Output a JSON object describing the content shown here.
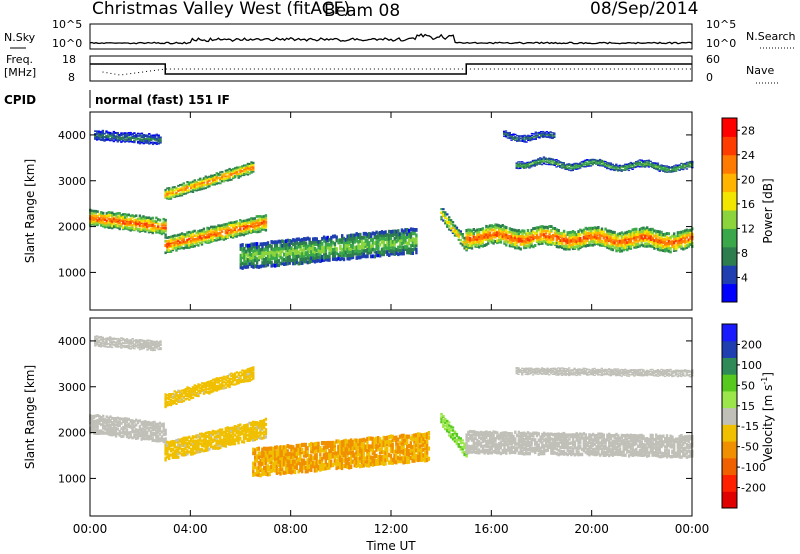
{
  "header": {
    "station": "Christmas Valley West (fitACF)",
    "beam": "Beam 08",
    "date": "08/Sep/2014"
  },
  "strip_nsky": {
    "label": "N.Sky",
    "ticks": [
      "10^5",
      "10^0"
    ],
    "right_label": "N.Search",
    "right_ticks": [
      "10^5",
      "10^0"
    ]
  },
  "strip_freq": {
    "label_line1": "Freq.",
    "label_line2": "[MHz]",
    "ticks": [
      "18",
      "8"
    ],
    "right_label": "Nave",
    "right_ticks": [
      "60",
      "0"
    ]
  },
  "cpid": {
    "label": "CPID",
    "mode": "normal (fast) 151 IF"
  },
  "colors": {
    "power_scale": [
      "#0000ff",
      "#1f3fb0",
      "#2e7d4f",
      "#3aa84a",
      "#8cd43c",
      "#f2e600",
      "#ffb400",
      "#ff7a00",
      "#ff3c00",
      "#ff0000"
    ],
    "velocity_scale": [
      "#1a1aff",
      "#1f3fb0",
      "#2e8b57",
      "#56c81e",
      "#9ae64b",
      "#c0c0b8",
      "#f0c000",
      "#f09000",
      "#f06000",
      "#ff2000",
      "#e00000"
    ],
    "ground_scatter": "#c0c0b8"
  },
  "chart_data": [
    {
      "type": "heatmap",
      "title": "Power",
      "xlabel": "Time UT",
      "ylabel": "Slant Range [km]",
      "x_ticks": [
        "00:00",
        "04:00",
        "08:00",
        "12:00",
        "16:00",
        "20:00",
        "00:00"
      ],
      "x_range_hours": [
        0,
        24
      ],
      "y_ticks": [
        "1000",
        "2000",
        "3000",
        "4000"
      ],
      "y_range_km": [
        180,
        4500
      ],
      "colorbar_label": "Power [dB]",
      "colorbar_ticks": [
        "4",
        "8",
        "12",
        "16",
        "20",
        "24",
        "28"
      ],
      "colorbar_range": [
        0,
        30
      ],
      "bands": [
        {
          "x": [
            0.0,
            3.0
          ],
          "y_center_start": 2200,
          "y_center_end": 2000,
          "width_km": 250,
          "level_dB": 26
        },
        {
          "x": [
            3.0,
            7.0
          ],
          "y_center_start": 1600,
          "y_center_end": 2100,
          "width_km": 250,
          "level_dB": 26
        },
        {
          "x": [
            3.0,
            6.5
          ],
          "y_center_start": 2700,
          "y_center_end": 3300,
          "width_km": 180,
          "level_dB": 24
        },
        {
          "x": [
            0.2,
            2.8
          ],
          "y_center_start": 4000,
          "y_center_end": 3900,
          "width_km": 150,
          "level_dB": 8
        },
        {
          "x": [
            6.0,
            13.0
          ],
          "y_center_start": 1350,
          "y_center_end": 1700,
          "width_km": 400,
          "level_dB": 14
        },
        {
          "x": [
            14.0,
            15.0
          ],
          "y_center_start": 2300,
          "y_center_end": 1600,
          "width_km": 200,
          "level_dB": 20
        },
        {
          "x": [
            15.0,
            24.0
          ],
          "y_center_start": 1800,
          "y_center_end": 1700,
          "width_km": 300,
          "level_dB": 26
        },
        {
          "x": [
            17.0,
            24.0
          ],
          "y_center_start": 3400,
          "y_center_end": 3300,
          "width_km": 100,
          "level_dB": 12
        },
        {
          "x": [
            16.5,
            18.5
          ],
          "y_center_start": 4000,
          "y_center_end": 3950,
          "width_km": 100,
          "level_dB": 8
        }
      ]
    },
    {
      "type": "heatmap",
      "title": "Velocity",
      "xlabel": "Time UT",
      "ylabel": "Slant Range [km]",
      "x_ticks": [
        "00:00",
        "04:00",
        "08:00",
        "12:00",
        "16:00",
        "20:00",
        "00:00"
      ],
      "x_range_hours": [
        0,
        24
      ],
      "y_ticks": [
        "1000",
        "2000",
        "3000",
        "4000"
      ],
      "y_range_km": [
        180,
        4500
      ],
      "colorbar_label": "Velocity [m s^-1]",
      "colorbar_ticks": [
        "200",
        "100",
        "50",
        "15",
        "-15",
        "-50",
        "-100",
        "-200"
      ],
      "colorbar_range": [
        -250,
        250
      ],
      "bands": [
        {
          "x": [
            0.0,
            3.0
          ],
          "y_center_start": 2200,
          "y_center_end": 2000,
          "width_km": 300,
          "velocity": 0
        },
        {
          "x": [
            3.0,
            7.0
          ],
          "y_center_start": 1600,
          "y_center_end": 2100,
          "width_km": 300,
          "velocity": -40
        },
        {
          "x": [
            3.0,
            6.5
          ],
          "y_center_start": 2700,
          "y_center_end": 3300,
          "width_km": 200,
          "velocity": -40
        },
        {
          "x": [
            0.2,
            2.8
          ],
          "y_center_start": 4000,
          "y_center_end": 3900,
          "width_km": 150,
          "velocity": 0
        },
        {
          "x": [
            6.5,
            13.5
          ],
          "y_center_start": 1350,
          "y_center_end": 1700,
          "width_km": 450,
          "velocity": -70
        },
        {
          "x": [
            14.0,
            15.0
          ],
          "y_center_start": 2300,
          "y_center_end": 1600,
          "width_km": 200,
          "velocity": 60
        },
        {
          "x": [
            15.0,
            24.0
          ],
          "y_center_start": 1800,
          "y_center_end": 1700,
          "width_km": 350,
          "velocity": 0
        },
        {
          "x": [
            17.0,
            24.0
          ],
          "y_center_start": 3350,
          "y_center_end": 3300,
          "width_km": 100,
          "velocity": 0
        }
      ]
    }
  ]
}
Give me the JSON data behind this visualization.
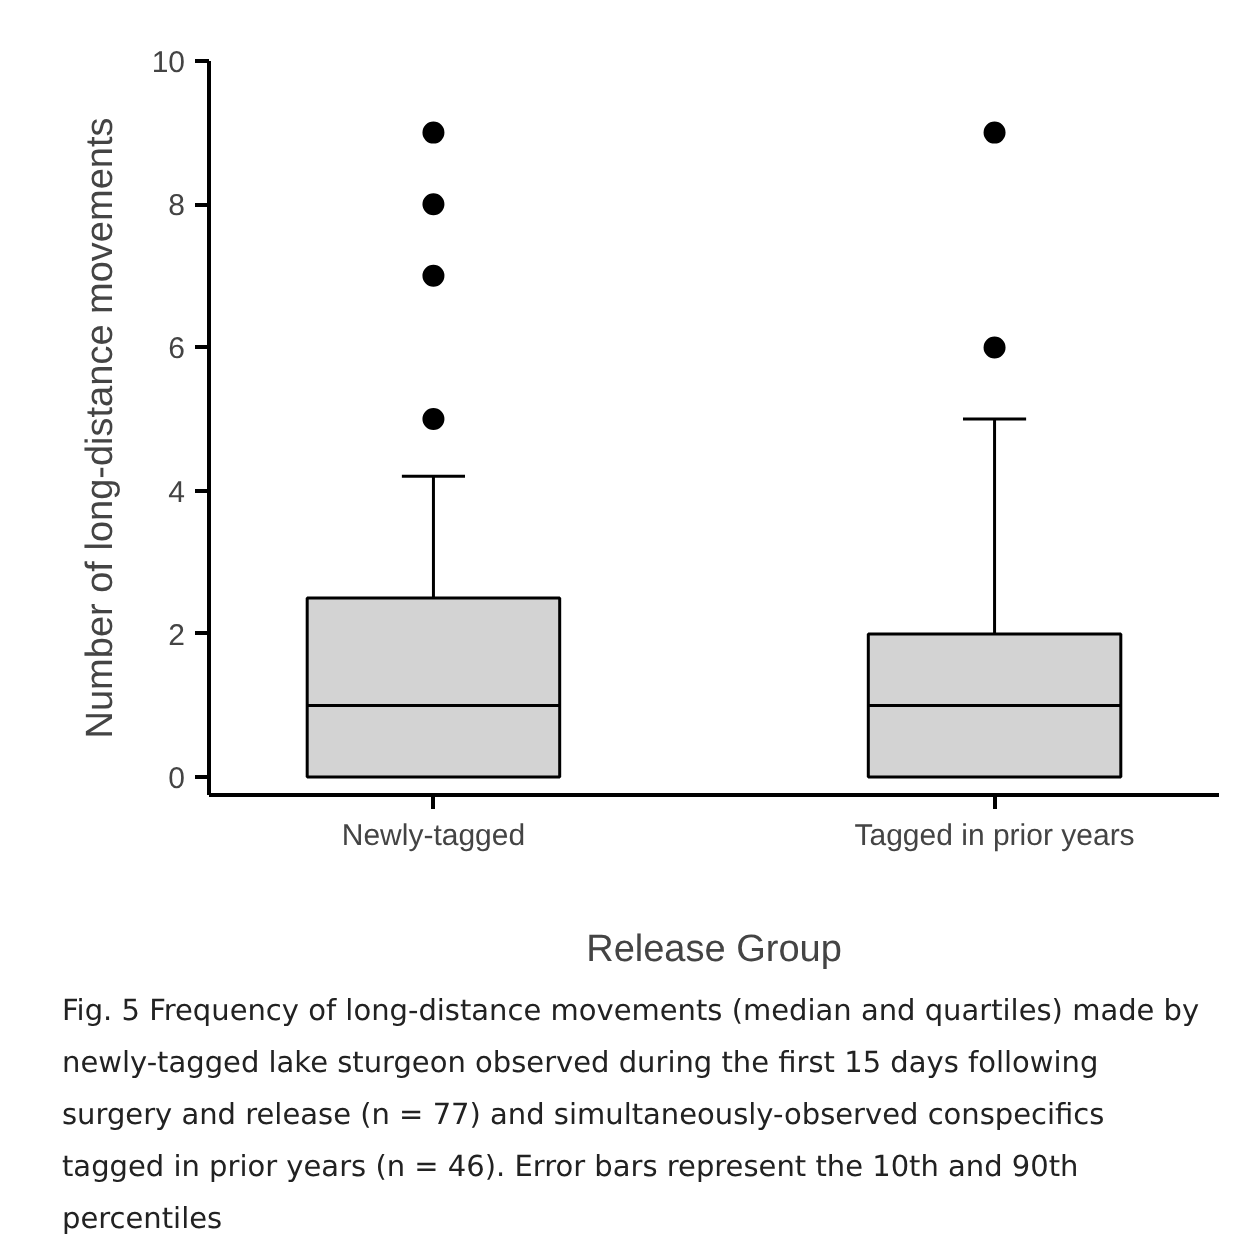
{
  "chart_data": {
    "type": "box",
    "categories": [
      "Newly-tagged",
      "Tagged in prior years"
    ],
    "xlabel": "Release Group",
    "ylabel": "Number of long-distance movements",
    "ylim": [
      -0.25,
      10
    ],
    "yticks": [
      0,
      2,
      4,
      6,
      8,
      10
    ],
    "grid": false,
    "color": "#d3d3d3",
    "boxes": [
      {
        "low": 0,
        "q1": 0,
        "median": 1,
        "q3": 2.5,
        "high": 4.2,
        "outliers": [
          5,
          7,
          8,
          9
        ]
      },
      {
        "low": 0,
        "q1": 0,
        "median": 1,
        "q3": 2,
        "high": 5,
        "outliers": [
          6,
          9
        ]
      }
    ],
    "annotations": [
      "Fig. 5  Frequency of long-distance movements (median and quartiles) made by newly-tagged lake sturgeon observed during the first 15 days following surgery and release (n = 77) and simultaneously-observed conspecifics tagged in prior years (n = 46). Error bars represent the 10th and 90th percentiles"
    ]
  }
}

────────────────────────────────────────

▶ [Your objective]: Quote the entries above word for word. Leave the images out.

▶ [Task solution]:
Output a JSON object describing the content shown here.
{
  "header": {
    "station": "Christmas Valley West (fitACF)",
    "beam": "Beam 08",
    "date": "08/Sep/2014"
  },
  "strip_nsky": {
    "label": "N.Sky",
    "ticks": [
      "10^5",
      "10^0"
    ],
    "right_label": "N.Search",
    "right_ticks": [
      "10^5",
      "10^0"
    ]
  },
  "strip_freq": {
    "label_line1": "Freq.",
    "label_line2": "[MHz]",
    "ticks": [
      "18",
      "8"
    ],
    "right_label": "Nave",
    "right_ticks": [
      "60",
      "0"
    ]
  },
  "cpid": {
    "label": "CPID",
    "mode": "normal (fast) 151 IF"
  },
  "colors": {
    "power_scale": [
      "#0000ff",
      "#1f3fb0",
      "#2e7d4f",
      "#3aa84a",
      "#8cd43c",
      "#f2e600",
      "#ffb400",
      "#ff7a00",
      "#ff3c00",
      "#ff0000"
    ],
    "velocity_scale": [
      "#1a1aff",
      "#1f3fb0",
      "#2e8b57",
      "#56c81e",
      "#9ae64b",
      "#c0c0b8",
      "#f0c000",
      "#f09000",
      "#f06000",
      "#ff2000",
      "#e00000"
    ],
    "ground_scatter": "#c0c0b8"
  },
  "chart_data": [
    {
      "type": "heatmap",
      "title": "Power",
      "xlabel": "Time UT",
      "ylabel": "Slant Range [km]",
      "x_ticks": [
        "00:00",
        "04:00",
        "08:00",
        "12:00",
        "16:00",
        "20:00",
        "00:00"
      ],
      "x_range_hours": [
        0,
        24
      ],
      "y_ticks": [
        "1000",
        "2000",
        "3000",
        "4000"
      ],
      "y_range_km": [
        180,
        4500
      ],
      "colorbar_label": "Power [dB]",
      "colorbar_ticks": [
        "4",
        "8",
        "12",
        "16",
        "20",
        "24",
        "28"
      ],
      "colorbar_range": [
        0,
        30
      ],
      "bands": [
        {
          "x": [
            0.0,
            3.0
          ],
          "y_center_start": 2200,
          "y_center_end": 2000,
          "width_km": 250,
          "level_dB": 26
        },
        {
          "x": [
            3.0,
            7.0
          ],
          "y_center_start": 1600,
          "y_center_end": 2100,
          "width_km": 250,
          "level_dB": 26
        },
        {
          "x": [
            3.0,
            6.5
          ],
          "y_center_start": 2700,
          "y_center_end": 3300,
          "width_km": 180,
          "level_dB": 24
        },
        {
          "x": [
            0.2,
            2.8
          ],
          "y_center_start": 4000,
          "y_center_end": 3900,
          "width_km": 150,
          "level_dB": 8
        },
        {
          "x": [
            6.0,
            13.0
          ],
          "y_center_start": 1350,
          "y_center_end": 1700,
          "width_km": 400,
          "level_dB": 14
        },
        {
          "x": [
            14.0,
            15.0
          ],
          "y_center_start": 2300,
          "y_center_end": 1600,
          "width_km": 200,
          "level_dB": 20
        },
        {
          "x": [
            15.0,
            24.0
          ],
          "y_center_start": 1800,
          "y_center_end": 1700,
          "width_km": 300,
          "level_dB": 26
        },
        {
          "x": [
            17.0,
            24.0
          ],
          "y_center_start": 3400,
          "y_center_end": 3300,
          "width_km": 100,
          "level_dB": 12
        },
        {
          "x": [
            16.5,
            18.5
          ],
          "y_center_start": 4000,
          "y_center_end": 3950,
          "width_km": 100,
          "level_dB": 8
        }
      ]
    },
    {
      "type": "heatmap",
      "title": "Velocity",
      "xlabel": "Time UT",
      "ylabel": "Slant Range [km]",
      "x_ticks": [
        "00:00",
        "04:00",
        "08:00",
        "12:00",
        "16:00",
        "20:00",
        "00:00"
      ],
      "x_range_hours": [
        0,
        24
      ],
      "y_ticks": [
        "1000",
        "2000",
        "3000",
        "4000"
      ],
      "y_range_km": [
        180,
        4500
      ],
      "colorbar_label": "Velocity [m s^-1]",
      "colorbar_ticks": [
        "200",
        "100",
        "50",
        "15",
        "-15",
        "-50",
        "-100",
        "-200"
      ],
      "colorbar_range": [
        -250,
        250
      ],
      "bands": [
        {
          "x": [
            0.0,
            3.0
          ],
          "y_center_start": 2200,
          "y_center_end": 2000,
          "width_km": 300,
          "velocity": 0
        },
        {
          "x": [
            3.0,
            7.0
          ],
          "y_center_start": 1600,
          "y_center_end": 2100,
          "width_km": 300,
          "velocity": -40
        },
        {
          "x": [
            3.0,
            6.5
          ],
          "y_center_start": 2700,
          "y_center_end": 3300,
          "width_km": 200,
          "velocity": -40
        },
        {
          "x": [
            0.2,
            2.8
          ],
          "y_center_start": 4000,
          "y_center_end": 3900,
          "width_km": 150,
          "velocity": 0
        },
        {
          "x": [
            6.5,
            13.5
          ],
          "y_center_start": 1350,
          "y_center_end": 1700,
          "width_km": 450,
          "velocity": -70
        },
        {
          "x": [
            14.0,
            15.0
          ],
          "y_center_start": 2300,
          "y_center_end": 1600,
          "width_km": 200,
          "velocity": 60
        },
        {
          "x": [
            15.0,
            24.0
          ],
          "y_center_start": 1800,
          "y_center_end": 1700,
          "width_km": 350,
          "velocity": 0
        },
        {
          "x": [
            17.0,
            24.0
          ],
          "y_center_start": 3350,
          "y_center_end": 3300,
          "width_km": 100,
          "velocity": 0
        }
      ]
    }
  ]
}
Give me the JSON data behind this visualization.
{
  "chart_data": {
    "type": "box",
    "categories": [
      "Newly-tagged",
      "Tagged in prior years"
    ],
    "xlabel": "Release Group",
    "ylabel": "Number of long-distance movements",
    "ylim": [
      -0.25,
      10
    ],
    "yticks": [
      0,
      2,
      4,
      6,
      8,
      10
    ],
    "grid": false,
    "color": "#d3d3d3",
    "boxes": [
      {
        "low": 0,
        "q1": 0,
        "median": 1,
        "q3": 2.5,
        "high": 4.2,
        "outliers": [
          5,
          7,
          8,
          9
        ]
      },
      {
        "low": 0,
        "q1": 0,
        "median": 1,
        "q3": 2,
        "high": 5,
        "outliers": [
          6,
          9
        ]
      }
    ],
    "annotations": [
      "Fig. 5  Frequency of long-distance movements (median and quartiles) made by newly-tagged lake sturgeon observed during the first 15 days following surgery and release (n = 77) and simultaneously-observed conspecifics tagged in prior years (n = 46). Error bars represent the 10th and 90th percentiles"
    ]
  }
}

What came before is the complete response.